◆ **Source material**

>> Start

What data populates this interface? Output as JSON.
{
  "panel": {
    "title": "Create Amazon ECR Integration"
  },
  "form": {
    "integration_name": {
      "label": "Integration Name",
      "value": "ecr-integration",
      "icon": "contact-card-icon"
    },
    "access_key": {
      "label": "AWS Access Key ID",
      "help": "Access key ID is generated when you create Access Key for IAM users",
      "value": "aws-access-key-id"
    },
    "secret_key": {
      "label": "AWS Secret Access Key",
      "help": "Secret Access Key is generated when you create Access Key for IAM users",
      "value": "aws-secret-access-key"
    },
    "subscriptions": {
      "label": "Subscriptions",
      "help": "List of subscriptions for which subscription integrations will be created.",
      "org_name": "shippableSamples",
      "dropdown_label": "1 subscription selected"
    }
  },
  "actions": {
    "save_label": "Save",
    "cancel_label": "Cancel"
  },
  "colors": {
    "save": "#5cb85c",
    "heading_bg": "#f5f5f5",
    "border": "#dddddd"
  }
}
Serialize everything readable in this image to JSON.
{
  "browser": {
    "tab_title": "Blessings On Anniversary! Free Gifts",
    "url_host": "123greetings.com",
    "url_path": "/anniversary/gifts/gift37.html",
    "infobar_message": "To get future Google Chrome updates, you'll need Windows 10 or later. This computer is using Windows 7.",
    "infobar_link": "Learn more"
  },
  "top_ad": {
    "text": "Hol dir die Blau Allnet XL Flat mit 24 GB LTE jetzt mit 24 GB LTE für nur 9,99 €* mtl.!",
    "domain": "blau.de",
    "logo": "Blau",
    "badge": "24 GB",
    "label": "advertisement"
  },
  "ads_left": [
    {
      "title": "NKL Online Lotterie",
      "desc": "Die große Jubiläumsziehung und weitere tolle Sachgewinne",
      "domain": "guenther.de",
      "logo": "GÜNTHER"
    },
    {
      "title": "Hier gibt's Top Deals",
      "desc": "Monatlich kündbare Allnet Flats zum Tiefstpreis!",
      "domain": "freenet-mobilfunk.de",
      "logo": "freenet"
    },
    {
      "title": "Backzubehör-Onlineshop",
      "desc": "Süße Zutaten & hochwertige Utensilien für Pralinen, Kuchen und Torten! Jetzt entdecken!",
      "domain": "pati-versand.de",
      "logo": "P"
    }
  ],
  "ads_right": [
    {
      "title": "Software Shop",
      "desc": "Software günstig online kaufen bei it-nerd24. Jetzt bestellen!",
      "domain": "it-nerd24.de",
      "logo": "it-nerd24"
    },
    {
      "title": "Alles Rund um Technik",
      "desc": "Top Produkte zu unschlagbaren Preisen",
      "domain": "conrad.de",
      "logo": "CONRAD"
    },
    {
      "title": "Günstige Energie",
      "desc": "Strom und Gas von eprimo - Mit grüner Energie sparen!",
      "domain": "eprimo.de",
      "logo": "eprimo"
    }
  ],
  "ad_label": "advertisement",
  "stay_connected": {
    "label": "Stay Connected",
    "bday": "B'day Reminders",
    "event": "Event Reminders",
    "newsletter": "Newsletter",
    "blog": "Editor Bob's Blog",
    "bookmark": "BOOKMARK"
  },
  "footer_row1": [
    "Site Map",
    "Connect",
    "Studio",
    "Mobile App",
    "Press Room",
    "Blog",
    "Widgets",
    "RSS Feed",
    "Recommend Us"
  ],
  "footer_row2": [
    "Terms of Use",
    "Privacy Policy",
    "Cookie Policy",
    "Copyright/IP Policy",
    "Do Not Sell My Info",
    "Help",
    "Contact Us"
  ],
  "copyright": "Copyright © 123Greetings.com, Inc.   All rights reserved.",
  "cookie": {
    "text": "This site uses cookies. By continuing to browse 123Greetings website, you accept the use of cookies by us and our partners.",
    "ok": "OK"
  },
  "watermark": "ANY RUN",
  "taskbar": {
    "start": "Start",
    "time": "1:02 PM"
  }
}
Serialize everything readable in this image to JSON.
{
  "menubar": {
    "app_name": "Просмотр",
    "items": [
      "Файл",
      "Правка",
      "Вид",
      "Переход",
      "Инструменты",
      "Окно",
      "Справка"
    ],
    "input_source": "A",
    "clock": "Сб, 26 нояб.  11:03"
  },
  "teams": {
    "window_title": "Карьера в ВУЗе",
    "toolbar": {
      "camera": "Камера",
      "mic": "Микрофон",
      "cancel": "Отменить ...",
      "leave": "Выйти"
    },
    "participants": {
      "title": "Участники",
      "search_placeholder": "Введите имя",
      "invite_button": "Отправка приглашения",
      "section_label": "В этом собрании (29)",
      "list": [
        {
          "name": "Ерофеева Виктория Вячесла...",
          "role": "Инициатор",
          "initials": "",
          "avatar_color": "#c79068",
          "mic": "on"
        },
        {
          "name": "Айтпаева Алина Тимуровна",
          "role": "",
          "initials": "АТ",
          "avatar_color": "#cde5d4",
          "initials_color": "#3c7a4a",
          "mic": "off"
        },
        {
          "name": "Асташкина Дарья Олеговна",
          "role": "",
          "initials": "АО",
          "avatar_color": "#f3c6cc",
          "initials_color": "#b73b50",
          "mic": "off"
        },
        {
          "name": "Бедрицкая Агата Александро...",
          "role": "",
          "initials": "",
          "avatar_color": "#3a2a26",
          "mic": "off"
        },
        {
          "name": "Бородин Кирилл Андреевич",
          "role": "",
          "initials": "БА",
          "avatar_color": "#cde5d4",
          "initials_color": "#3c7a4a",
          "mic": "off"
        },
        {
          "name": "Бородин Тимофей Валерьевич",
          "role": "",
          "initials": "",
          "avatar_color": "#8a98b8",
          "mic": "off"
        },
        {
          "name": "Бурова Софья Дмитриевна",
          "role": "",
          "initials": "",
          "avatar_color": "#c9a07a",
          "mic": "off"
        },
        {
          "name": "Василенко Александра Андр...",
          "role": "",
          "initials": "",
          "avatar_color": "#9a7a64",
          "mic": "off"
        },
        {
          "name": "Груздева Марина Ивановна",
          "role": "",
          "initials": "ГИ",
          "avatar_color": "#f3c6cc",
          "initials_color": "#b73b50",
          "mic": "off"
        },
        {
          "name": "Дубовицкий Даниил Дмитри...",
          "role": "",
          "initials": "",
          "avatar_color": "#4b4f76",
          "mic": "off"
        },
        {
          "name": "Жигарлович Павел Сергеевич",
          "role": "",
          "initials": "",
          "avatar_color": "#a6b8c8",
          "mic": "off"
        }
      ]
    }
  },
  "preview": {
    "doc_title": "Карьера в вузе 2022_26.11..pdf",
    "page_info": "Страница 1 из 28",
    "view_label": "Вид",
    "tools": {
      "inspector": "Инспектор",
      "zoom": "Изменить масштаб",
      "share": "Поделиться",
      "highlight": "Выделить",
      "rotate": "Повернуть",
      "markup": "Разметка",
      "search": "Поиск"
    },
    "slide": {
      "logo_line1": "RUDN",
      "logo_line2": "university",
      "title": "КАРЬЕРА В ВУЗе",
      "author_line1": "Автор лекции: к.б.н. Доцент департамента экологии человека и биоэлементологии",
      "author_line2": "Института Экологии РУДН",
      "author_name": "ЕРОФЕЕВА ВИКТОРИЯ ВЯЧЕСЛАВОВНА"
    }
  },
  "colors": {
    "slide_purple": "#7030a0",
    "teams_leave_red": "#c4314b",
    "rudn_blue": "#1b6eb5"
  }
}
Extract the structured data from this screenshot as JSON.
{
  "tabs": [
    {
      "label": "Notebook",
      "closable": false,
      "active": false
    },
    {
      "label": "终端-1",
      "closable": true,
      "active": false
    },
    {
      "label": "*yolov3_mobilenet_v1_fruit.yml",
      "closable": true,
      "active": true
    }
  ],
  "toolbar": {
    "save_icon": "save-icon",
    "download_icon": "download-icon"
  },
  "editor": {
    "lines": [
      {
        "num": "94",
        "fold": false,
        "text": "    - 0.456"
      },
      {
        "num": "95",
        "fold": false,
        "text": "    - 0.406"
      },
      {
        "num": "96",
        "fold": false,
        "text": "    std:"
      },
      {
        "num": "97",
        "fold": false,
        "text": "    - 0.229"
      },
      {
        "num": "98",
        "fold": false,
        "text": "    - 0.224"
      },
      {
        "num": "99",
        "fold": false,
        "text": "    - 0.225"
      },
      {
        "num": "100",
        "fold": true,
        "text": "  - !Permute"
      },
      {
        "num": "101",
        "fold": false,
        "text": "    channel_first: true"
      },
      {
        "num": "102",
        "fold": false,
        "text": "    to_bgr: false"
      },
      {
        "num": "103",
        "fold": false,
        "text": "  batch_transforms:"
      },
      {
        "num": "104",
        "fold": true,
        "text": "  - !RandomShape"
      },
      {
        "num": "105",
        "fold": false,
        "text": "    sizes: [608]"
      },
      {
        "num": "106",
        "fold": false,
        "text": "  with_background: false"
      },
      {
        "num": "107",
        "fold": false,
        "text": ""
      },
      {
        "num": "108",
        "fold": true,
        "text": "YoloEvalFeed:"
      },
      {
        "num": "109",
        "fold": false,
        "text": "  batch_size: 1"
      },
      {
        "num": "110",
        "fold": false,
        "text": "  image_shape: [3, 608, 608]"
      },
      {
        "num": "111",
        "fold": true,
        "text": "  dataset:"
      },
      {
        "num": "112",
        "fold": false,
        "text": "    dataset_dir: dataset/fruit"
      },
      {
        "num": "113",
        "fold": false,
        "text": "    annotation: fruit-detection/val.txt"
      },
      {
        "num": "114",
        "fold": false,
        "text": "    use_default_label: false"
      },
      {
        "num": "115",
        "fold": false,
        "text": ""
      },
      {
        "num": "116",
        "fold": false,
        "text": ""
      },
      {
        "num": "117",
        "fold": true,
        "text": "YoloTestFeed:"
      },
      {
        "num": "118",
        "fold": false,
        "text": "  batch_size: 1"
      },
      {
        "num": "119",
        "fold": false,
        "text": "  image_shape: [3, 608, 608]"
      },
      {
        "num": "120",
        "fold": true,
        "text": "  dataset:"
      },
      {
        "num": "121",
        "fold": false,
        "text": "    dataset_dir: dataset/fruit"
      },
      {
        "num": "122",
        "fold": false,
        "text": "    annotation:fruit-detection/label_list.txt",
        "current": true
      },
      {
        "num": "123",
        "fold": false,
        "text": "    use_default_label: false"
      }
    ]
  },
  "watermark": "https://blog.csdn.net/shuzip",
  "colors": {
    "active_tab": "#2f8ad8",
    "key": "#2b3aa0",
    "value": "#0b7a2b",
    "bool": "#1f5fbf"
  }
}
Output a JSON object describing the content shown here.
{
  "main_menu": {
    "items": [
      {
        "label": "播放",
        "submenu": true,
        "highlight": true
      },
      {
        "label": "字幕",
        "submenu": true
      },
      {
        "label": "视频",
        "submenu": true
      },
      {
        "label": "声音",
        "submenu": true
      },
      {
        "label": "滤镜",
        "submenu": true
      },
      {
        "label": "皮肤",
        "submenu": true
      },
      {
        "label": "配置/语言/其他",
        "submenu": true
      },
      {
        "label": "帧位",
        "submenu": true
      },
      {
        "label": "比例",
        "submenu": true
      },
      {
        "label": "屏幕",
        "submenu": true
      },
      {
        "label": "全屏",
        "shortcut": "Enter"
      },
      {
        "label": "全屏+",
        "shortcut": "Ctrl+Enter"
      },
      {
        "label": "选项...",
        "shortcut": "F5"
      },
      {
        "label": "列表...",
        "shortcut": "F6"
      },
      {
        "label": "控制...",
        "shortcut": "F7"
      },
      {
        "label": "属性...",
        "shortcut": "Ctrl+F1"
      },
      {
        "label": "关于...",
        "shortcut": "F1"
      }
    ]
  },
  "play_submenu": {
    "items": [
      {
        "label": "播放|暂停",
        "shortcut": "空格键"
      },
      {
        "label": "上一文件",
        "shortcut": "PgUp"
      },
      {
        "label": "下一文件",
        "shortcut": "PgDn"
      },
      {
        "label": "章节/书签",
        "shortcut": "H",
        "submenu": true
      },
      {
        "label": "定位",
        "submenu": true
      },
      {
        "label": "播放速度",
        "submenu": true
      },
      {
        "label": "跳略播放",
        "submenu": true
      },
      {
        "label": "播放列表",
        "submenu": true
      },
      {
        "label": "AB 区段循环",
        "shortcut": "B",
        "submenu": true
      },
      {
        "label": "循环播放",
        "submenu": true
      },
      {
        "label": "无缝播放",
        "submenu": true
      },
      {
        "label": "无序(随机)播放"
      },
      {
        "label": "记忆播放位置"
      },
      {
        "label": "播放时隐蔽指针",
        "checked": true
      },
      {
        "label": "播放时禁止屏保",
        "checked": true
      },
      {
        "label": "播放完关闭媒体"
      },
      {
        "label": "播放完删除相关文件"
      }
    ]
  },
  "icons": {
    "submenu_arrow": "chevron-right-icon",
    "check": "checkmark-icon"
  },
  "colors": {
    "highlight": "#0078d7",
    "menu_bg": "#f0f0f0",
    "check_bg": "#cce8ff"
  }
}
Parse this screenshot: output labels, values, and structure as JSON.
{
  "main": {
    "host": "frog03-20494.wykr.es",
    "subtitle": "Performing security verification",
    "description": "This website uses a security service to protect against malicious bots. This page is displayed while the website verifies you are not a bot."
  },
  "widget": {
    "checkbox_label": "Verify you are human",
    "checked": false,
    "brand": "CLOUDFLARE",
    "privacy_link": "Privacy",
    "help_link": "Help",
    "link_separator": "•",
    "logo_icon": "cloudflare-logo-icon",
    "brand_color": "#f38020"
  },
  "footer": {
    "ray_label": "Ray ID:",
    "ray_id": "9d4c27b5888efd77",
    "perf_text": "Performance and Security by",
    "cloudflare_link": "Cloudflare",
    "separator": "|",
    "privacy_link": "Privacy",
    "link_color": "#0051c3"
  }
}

>> End

◆ **Aim**
Give the number of lines in the listing above that contain "Software", and nothing else.

◆ **Full response**
2